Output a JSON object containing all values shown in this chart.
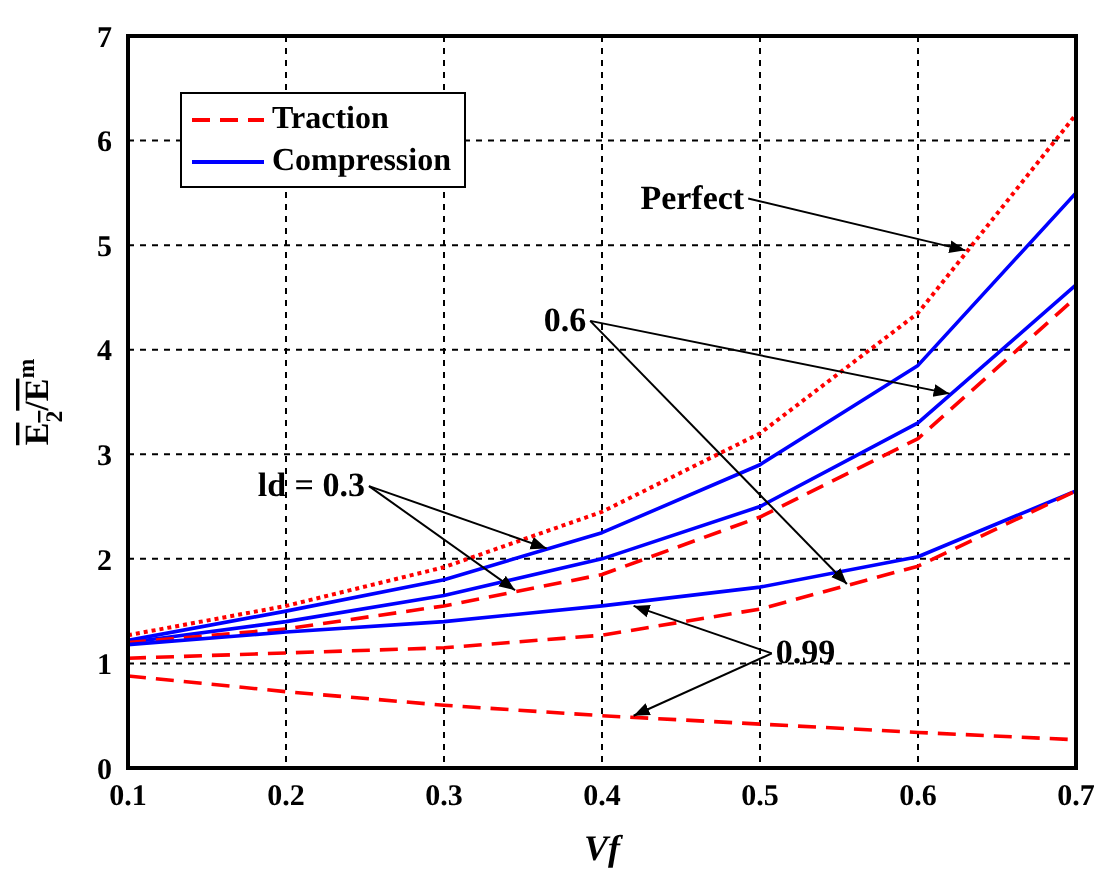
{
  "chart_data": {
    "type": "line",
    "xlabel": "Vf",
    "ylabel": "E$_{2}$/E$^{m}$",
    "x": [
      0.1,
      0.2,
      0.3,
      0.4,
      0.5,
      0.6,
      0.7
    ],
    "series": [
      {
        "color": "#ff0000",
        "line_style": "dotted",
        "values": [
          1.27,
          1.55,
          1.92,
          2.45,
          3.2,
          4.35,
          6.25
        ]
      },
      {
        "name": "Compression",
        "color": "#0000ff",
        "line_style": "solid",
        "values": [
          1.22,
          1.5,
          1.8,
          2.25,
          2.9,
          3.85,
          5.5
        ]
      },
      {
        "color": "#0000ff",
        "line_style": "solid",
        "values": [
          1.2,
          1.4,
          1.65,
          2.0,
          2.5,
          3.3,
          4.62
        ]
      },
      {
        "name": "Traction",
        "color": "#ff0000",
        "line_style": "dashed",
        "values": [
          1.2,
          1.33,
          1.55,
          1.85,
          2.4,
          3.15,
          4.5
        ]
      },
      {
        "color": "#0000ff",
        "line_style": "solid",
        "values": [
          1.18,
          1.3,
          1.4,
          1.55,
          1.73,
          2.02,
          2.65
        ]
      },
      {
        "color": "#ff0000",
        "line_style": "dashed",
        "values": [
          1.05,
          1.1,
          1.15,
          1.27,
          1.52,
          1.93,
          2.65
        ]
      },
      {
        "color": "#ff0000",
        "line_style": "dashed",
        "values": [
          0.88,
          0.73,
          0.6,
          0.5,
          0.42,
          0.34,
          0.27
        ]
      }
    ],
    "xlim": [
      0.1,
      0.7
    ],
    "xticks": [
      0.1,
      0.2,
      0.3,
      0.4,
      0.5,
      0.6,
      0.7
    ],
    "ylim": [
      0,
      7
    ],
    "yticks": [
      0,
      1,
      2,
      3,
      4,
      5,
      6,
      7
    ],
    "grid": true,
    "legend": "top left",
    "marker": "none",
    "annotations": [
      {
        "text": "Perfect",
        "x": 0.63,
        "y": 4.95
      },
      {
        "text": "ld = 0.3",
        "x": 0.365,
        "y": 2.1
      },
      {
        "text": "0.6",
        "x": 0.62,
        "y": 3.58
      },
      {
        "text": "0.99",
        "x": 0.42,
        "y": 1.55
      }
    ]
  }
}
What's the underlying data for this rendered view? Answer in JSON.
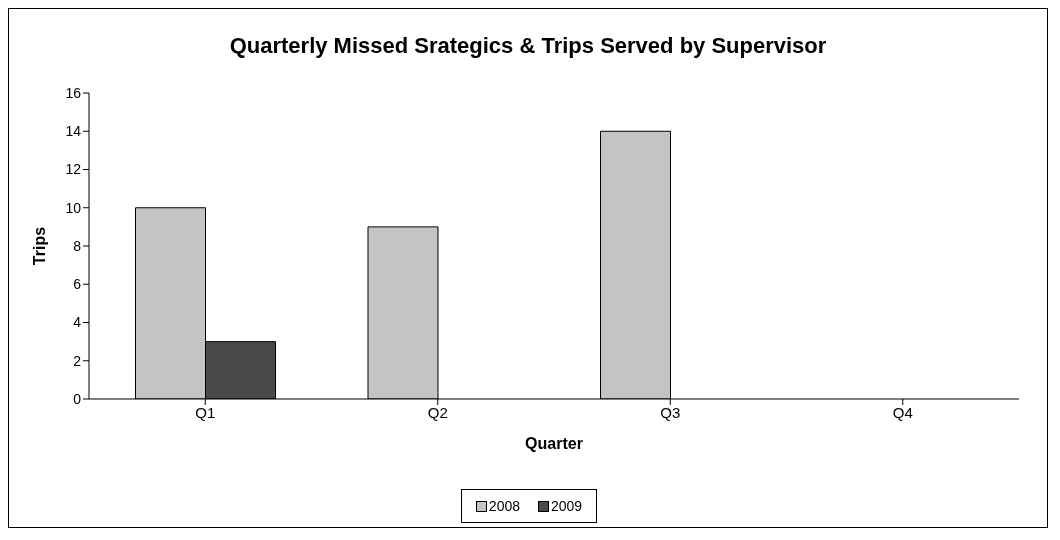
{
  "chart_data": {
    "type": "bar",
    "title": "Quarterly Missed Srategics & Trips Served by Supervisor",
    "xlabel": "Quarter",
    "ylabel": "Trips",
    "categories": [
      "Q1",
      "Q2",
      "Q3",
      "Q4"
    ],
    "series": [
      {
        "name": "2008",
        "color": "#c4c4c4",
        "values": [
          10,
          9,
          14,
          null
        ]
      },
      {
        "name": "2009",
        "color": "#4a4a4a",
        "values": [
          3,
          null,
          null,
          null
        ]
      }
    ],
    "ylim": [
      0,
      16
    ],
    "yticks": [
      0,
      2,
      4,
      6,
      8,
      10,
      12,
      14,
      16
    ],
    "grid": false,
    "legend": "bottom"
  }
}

**********

## Goal
Images in the records should not be copied. Repeat all the rest exactly.

## In response
Output a JSON object containing all values shown in this chart.
{
  "chart_data": {
    "type": "line",
    "xlabel": "Vf",
    "ylabel": "E$_{2}$/E$^{m}$",
    "x": [
      0.1,
      0.2,
      0.3,
      0.4,
      0.5,
      0.6,
      0.7
    ],
    "series": [
      {
        "color": "#ff0000",
        "line_style": "dotted",
        "values": [
          1.27,
          1.55,
          1.92,
          2.45,
          3.2,
          4.35,
          6.25
        ]
      },
      {
        "name": "Compression",
        "color": "#0000ff",
        "line_style": "solid",
        "values": [
          1.22,
          1.5,
          1.8,
          2.25,
          2.9,
          3.85,
          5.5
        ]
      },
      {
        "color": "#0000ff",
        "line_style": "solid",
        "values": [
          1.2,
          1.4,
          1.65,
          2.0,
          2.5,
          3.3,
          4.62
        ]
      },
      {
        "name": "Traction",
        "color": "#ff0000",
        "line_style": "dashed",
        "values": [
          1.2,
          1.33,
          1.55,
          1.85,
          2.4,
          3.15,
          4.5
        ]
      },
      {
        "color": "#0000ff",
        "line_style": "solid",
        "values": [
          1.18,
          1.3,
          1.4,
          1.55,
          1.73,
          2.02,
          2.65
        ]
      },
      {
        "color": "#ff0000",
        "line_style": "dashed",
        "values": [
          1.05,
          1.1,
          1.15,
          1.27,
          1.52,
          1.93,
          2.65
        ]
      },
      {
        "color": "#ff0000",
        "line_style": "dashed",
        "values": [
          0.88,
          0.73,
          0.6,
          0.5,
          0.42,
          0.34,
          0.27
        ]
      }
    ],
    "xlim": [
      0.1,
      0.7
    ],
    "xticks": [
      0.1,
      0.2,
      0.3,
      0.4,
      0.5,
      0.6,
      0.7
    ],
    "ylim": [
      0,
      7
    ],
    "yticks": [
      0,
      1,
      2,
      3,
      4,
      5,
      6,
      7
    ],
    "grid": true,
    "legend": "top left",
    "marker": "none",
    "annotations": [
      {
        "text": "Perfect",
        "x": 0.63,
        "y": 4.95
      },
      {
        "text": "ld = 0.3",
        "x": 0.365,
        "y": 2.1
      },
      {
        "text": "0.6",
        "x": 0.62,
        "y": 3.58
      },
      {
        "text": "0.99",
        "x": 0.42,
        "y": 1.55
      }
    ]
  }
}
What's the underlying data for this rendered view? Answer in JSON.
{
  "chart_data": {
    "type": "bar",
    "title": "Quarterly Missed Srategics & Trips Served by Supervisor",
    "xlabel": "Quarter",
    "ylabel": "Trips",
    "categories": [
      "Q1",
      "Q2",
      "Q3",
      "Q4"
    ],
    "series": [
      {
        "name": "2008",
        "color": "#c4c4c4",
        "values": [
          10,
          9,
          14,
          null
        ]
      },
      {
        "name": "2009",
        "color": "#4a4a4a",
        "values": [
          3,
          null,
          null,
          null
        ]
      }
    ],
    "ylim": [
      0,
      16
    ],
    "yticks": [
      0,
      2,
      4,
      6,
      8,
      10,
      12,
      14,
      16
    ],
    "grid": false,
    "legend": "bottom"
  }
}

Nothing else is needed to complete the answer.